Records for the task =>
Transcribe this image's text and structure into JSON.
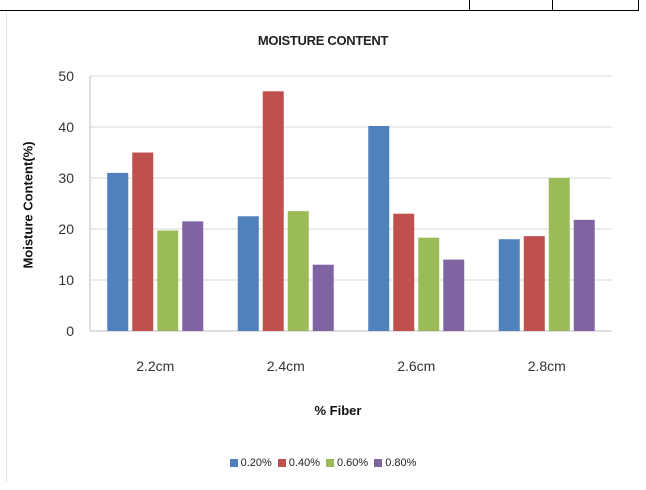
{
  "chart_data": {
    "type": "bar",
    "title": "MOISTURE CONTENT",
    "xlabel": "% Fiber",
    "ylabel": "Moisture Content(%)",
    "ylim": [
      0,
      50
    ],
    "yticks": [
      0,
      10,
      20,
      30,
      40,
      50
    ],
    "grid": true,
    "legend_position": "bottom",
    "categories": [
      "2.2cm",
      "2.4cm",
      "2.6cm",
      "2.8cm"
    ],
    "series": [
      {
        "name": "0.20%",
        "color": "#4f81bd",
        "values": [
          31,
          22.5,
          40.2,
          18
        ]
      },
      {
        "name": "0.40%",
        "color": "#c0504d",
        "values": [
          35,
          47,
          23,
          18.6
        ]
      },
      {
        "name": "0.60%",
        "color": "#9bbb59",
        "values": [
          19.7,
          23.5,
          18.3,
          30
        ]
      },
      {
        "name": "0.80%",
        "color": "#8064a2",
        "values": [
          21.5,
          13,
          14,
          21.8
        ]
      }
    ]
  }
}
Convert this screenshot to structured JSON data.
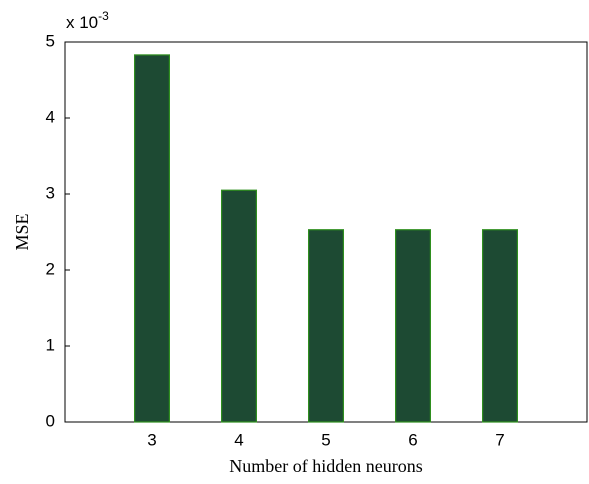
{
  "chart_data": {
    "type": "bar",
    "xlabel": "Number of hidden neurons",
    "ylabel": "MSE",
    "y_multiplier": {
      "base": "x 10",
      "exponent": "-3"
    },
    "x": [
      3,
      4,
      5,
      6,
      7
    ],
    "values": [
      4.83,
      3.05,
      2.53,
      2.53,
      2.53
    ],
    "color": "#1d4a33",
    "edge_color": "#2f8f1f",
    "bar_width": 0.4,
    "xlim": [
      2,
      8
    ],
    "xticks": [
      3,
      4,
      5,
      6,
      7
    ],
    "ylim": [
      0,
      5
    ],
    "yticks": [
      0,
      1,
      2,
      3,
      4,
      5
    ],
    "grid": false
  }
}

Required task => Take the line that contains "Convert this screenshot" and all lines after it to the end of the material above, and copy them verbatim without any images.

Answer to the task =>
Convert this screenshot to structured JSON data.
{
  "chart_data": {
    "type": "bar",
    "xlabel": "Number of hidden neurons",
    "ylabel": "MSE",
    "y_multiplier": {
      "base": "x 10",
      "exponent": "-3"
    },
    "x": [
      3,
      4,
      5,
      6,
      7
    ],
    "values": [
      4.83,
      3.05,
      2.53,
      2.53,
      2.53
    ],
    "color": "#1d4a33",
    "edge_color": "#2f8f1f",
    "bar_width": 0.4,
    "xlim": [
      2,
      8
    ],
    "xticks": [
      3,
      4,
      5,
      6,
      7
    ],
    "ylim": [
      0,
      5
    ],
    "yticks": [
      0,
      1,
      2,
      3,
      4,
      5
    ],
    "grid": false
  }
}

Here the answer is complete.